Search the records below for the word "gather" and show every line where it occurs.

________________

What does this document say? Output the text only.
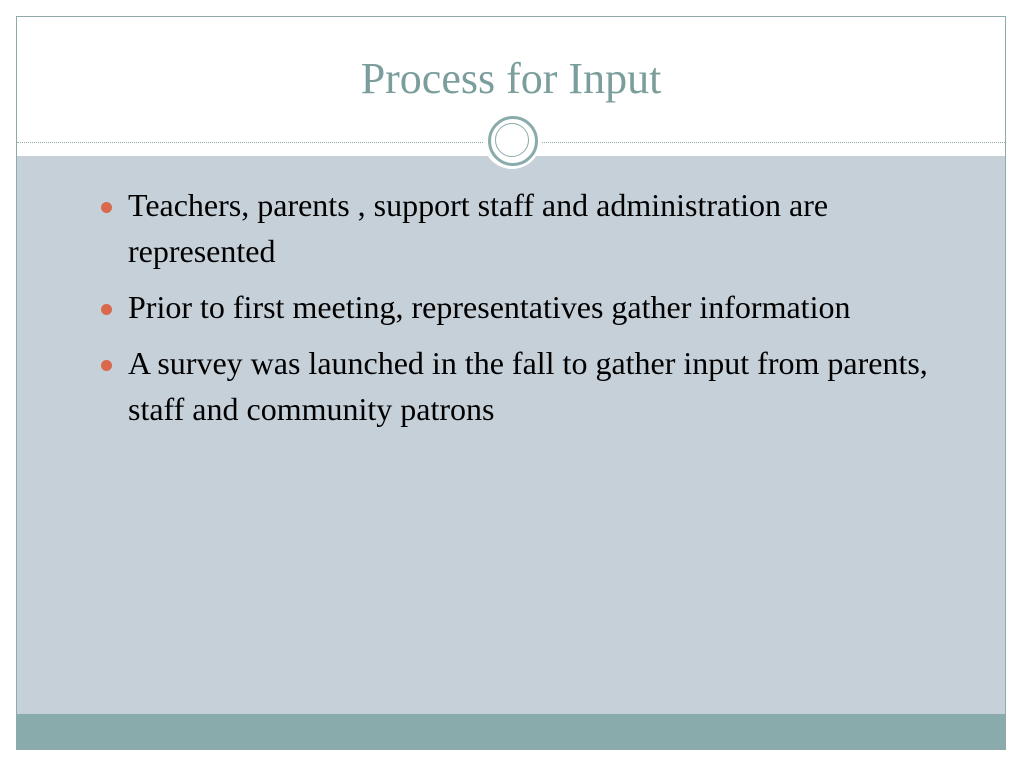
Process for Input
Teachers, parents , support staff and administration are represented
Prior to first meeting, representatives gather information
A survey was launched in the fall to gather input from parents, staff and community patrons
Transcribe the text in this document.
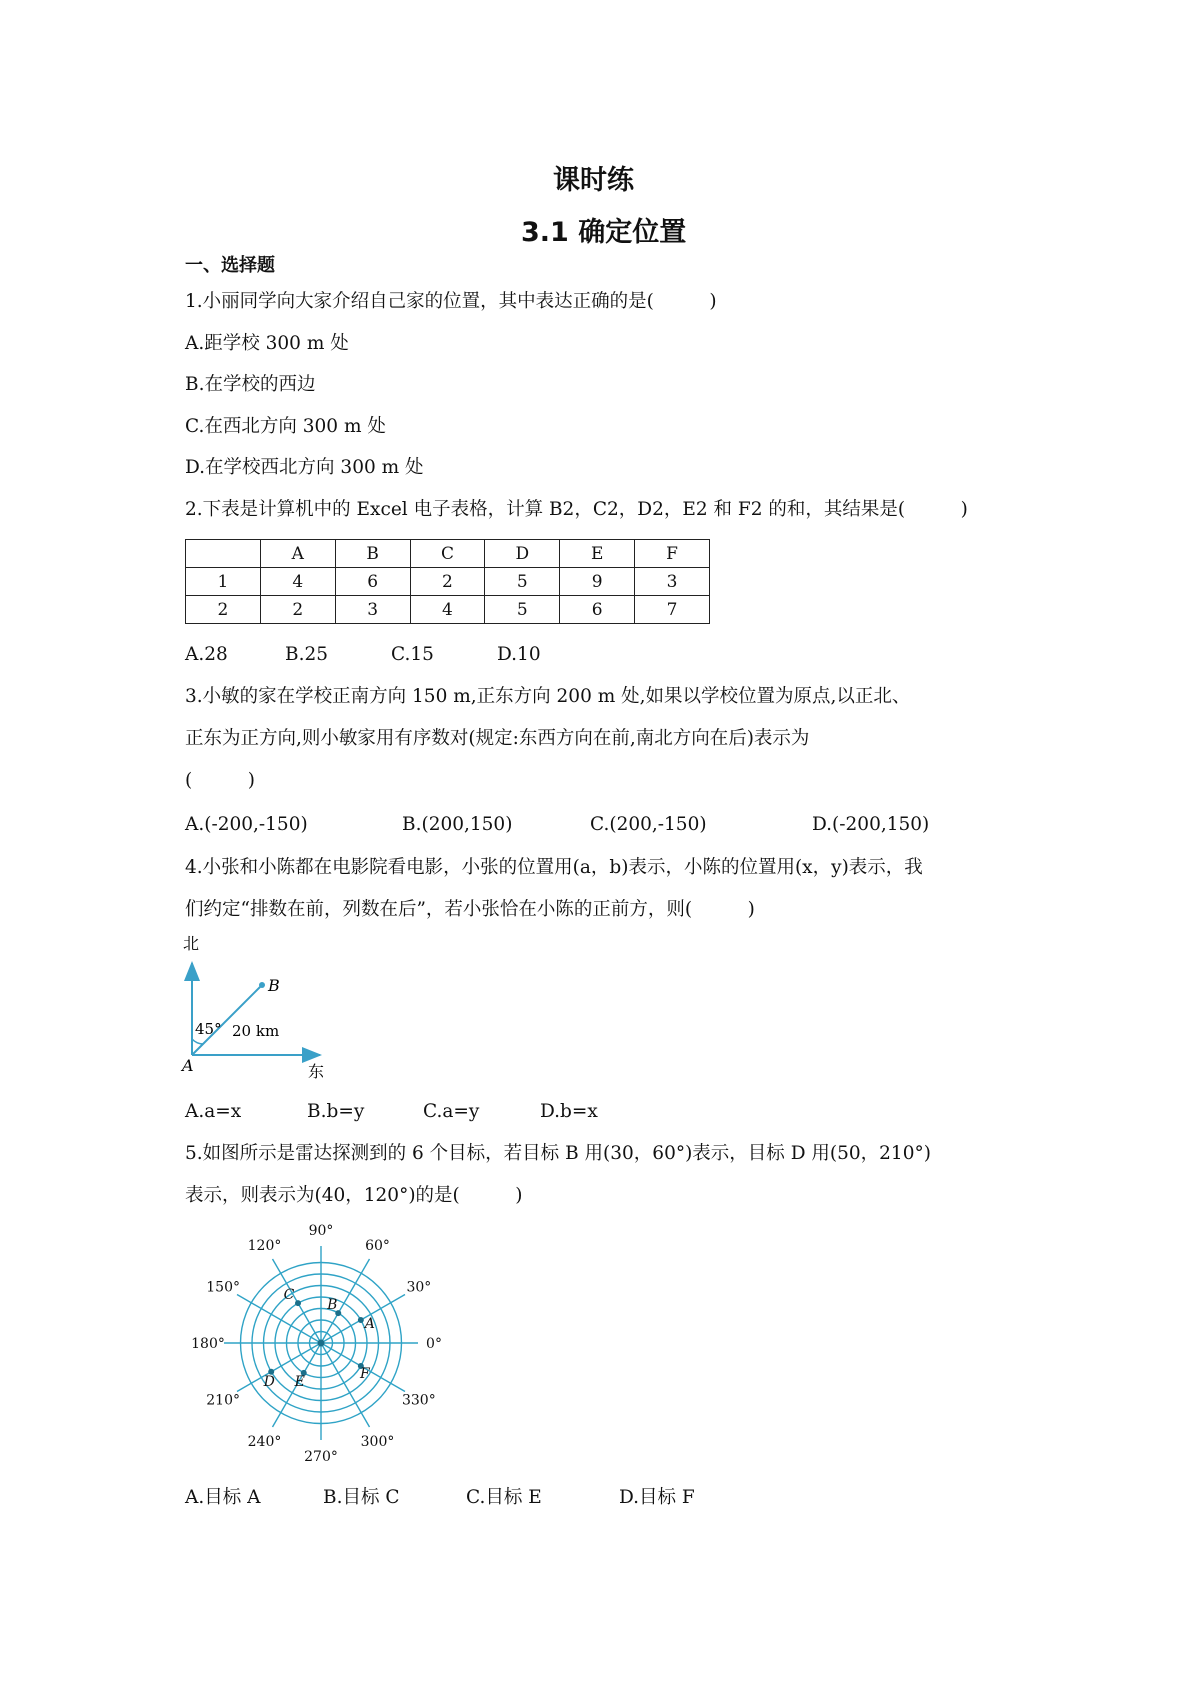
课时练
3.1 确定位置
一、选择题
1.小丽同学向大家介绍自己家的位置，其中表达正确的是(　　　)
A.距学校 300 m 处
B.在学校的西边
C.在西北方向 300 m 处
D.在学校西北方向 300 m 处
2.下表是计算机中的 Excel 电子表格，计算 B2，C2，D2，E2 和 F2 的和，其结果是(　　　)
	A	B	C	D	E	F
1	4	6	2	5	9	3
2	2	3	4	5	6	7
A.28	B.25	C.15	D.10
3.小敏的家在学校正南方向 150 m,正东方向 200 m 处,如果以学校位置为原点,以正北、
正东为正方向,则小敏家用有序数对(规定:东西方向在前,南北方向在后)表示为
(　　　)
A.(-200,-150)	B.(200,150)	C.(200,-150)	D.(-200,150)
4.小张和小陈都在电影院看电影，小张的位置用(a，b)表示，小陈的位置用(x，y)表示，我
们约定“排数在前，列数在后”，若小张恰在小陈的正前方，则(　　　)
北
东
A
B
45° 20 km
A.a=x	B.b=y	C.a=y	D.b=x
5.如图所示是雷达探测到的 6 个目标，若目标 B 用(30，60°)表示，目标 D 用(50，210°)
表示，则表示为(40，120°)的是(　　　)
0°
30°
60°
90°
120°
150°
180°
210°
240°
270°
300°
330°
A
B
C
D E	F
A.目标 A	B.目标 C	C.目标 E	D.目标 F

________________

Output of the task:
Prior to first meeting, representatives gather information
A survey was launched in the fall to gather input from parents, staff and community patrons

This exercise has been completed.